Ketentuan Latihan:
**1.** Kembalikan bagian teks tentang Jokowi dan latto-latto secara persis, dari "Jokowi, Demokrasi, dan" sampai "banyak lembaga survei.".
**2.** Lanjutkan tulisan tentang Jokowi, demokrasi, dan latto-latto, dimulai tepat setelah kalimat terakhirnya.

Teks:

Jokowi, Demokrasi, dan Latto-Latto


Penulis

Oleh Makmur*

MAKASSARBICARA.ID – Dunia dikendalikan oleh perasaan-perasaan, kata Eka Kurniawan pada sebuah acara podcast. Dan sepertinya memang begitulah dunia ini bekerja, tidak terkecuali di dunia politik.

Kita tentu sudah tahu bahwa saat ini ada tiga nama besar yang digadang-gadang sebagai kandidat kuat calon presiden. Diantaranya Ganjar, Anies, dan Prabowo. Ketiganya adalah figur populer dan  teratas di banyak lembaga survei.

Namun ketiga calon ini naik elektabilitasnya bukan terutama karena kualitas pribadi atau program politik mereka, tetapi karena faktor di mana posisi mereka berhadapan dengan satu nama besar Jokowi.

Konkretnya: apakah dia teman Jokowi atau lawan Jokowi. Apakah dia merepresentasikan yang suka Jokowi atau mencitrakan diri yang membenci Jokowi. Pokoknya polarisasinya di antara dua itu, yakni yang menyukai dan membenci Jokowi.

Polarisasi seperti ini membuat Jokowi seperti tangan yang berada di antara dua bola latto-latto yang saling berbenturan. Jokowi menjadi penggerak sekaligus penentu awal dan akhir permainan.

Bahan:
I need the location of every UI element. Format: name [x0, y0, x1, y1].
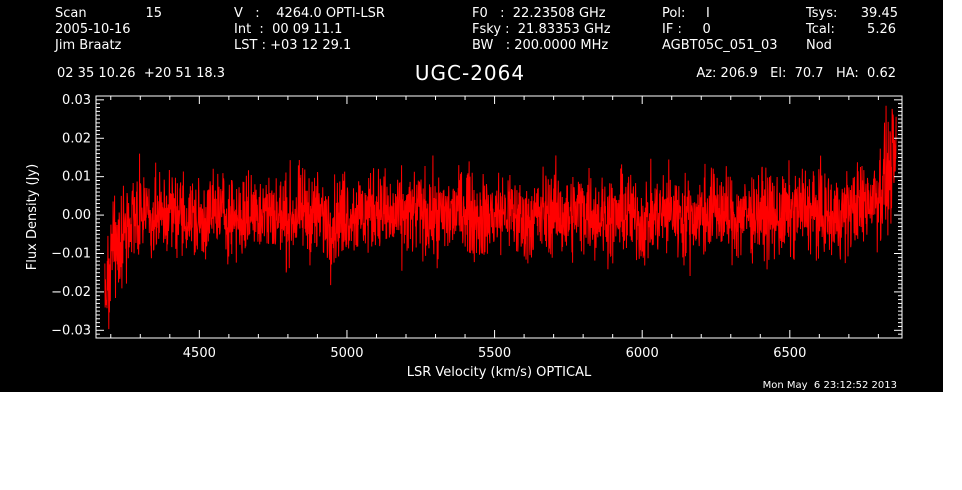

Jawaban Setiap Tugas:
**1.**
Jokowi, Demokrasi, dan Latto-Latto


Penulis

Oleh Makmur*

MAKASSARBICARA.ID – Dunia dikendalikan oleh perasaan-perasaan, kata Eka Kurniawan pada sebuah acara podcast. Dan sepertinya memang begitulah dunia ini bekerja, tidak terkecuali di dunia politik.

Kita tentu sudah tahu bahwa saat ini ada tiga nama besar yang digadang-gadang sebagai kandidat kuat calon presiden. Diantaranya Ganjar, Anies, dan Prabowo. Ketiganya adalah figur populer dan  teratas di banyak lembaga survei.

**2.**
Politik Indonesia pun menjadi sangat Jokowi-sentris

Kedua kutub pemilih dalam polarisasi ini telah terlalu memitoskan Jokowi. Di satu sisi, bagi yang menyukainya, Jokowi dibayangkan sebagai figur penguasa yang baik dan merakyat. Sementara, bagi yang membencinya, Jokowi digambarkan sebagai penguasa zalim yang bahkan dituduh komunis. Dua gambaran yang tercipta ini sama fanatiknya dalam mematikan rasionalitas.

Politik yang dilandaskan pada perasaan suka dan tidak suka semacam ini membuat demokrasi Indonesia serasa seperti slogan saja. Demokrasi yang idealnya mengandaikan pemilih rasional yang memilih pemimpin berdasarkan kalkulasi untung rugi telah kehilangan identitasnya.

Konsep demokrasi sebagai produk abad pencerahan modern, yang mengandaikan pertarungan rasionalitas dengan produk politik yang juga rasional telah mati, atau memang tidak pernah ada di Indonesia.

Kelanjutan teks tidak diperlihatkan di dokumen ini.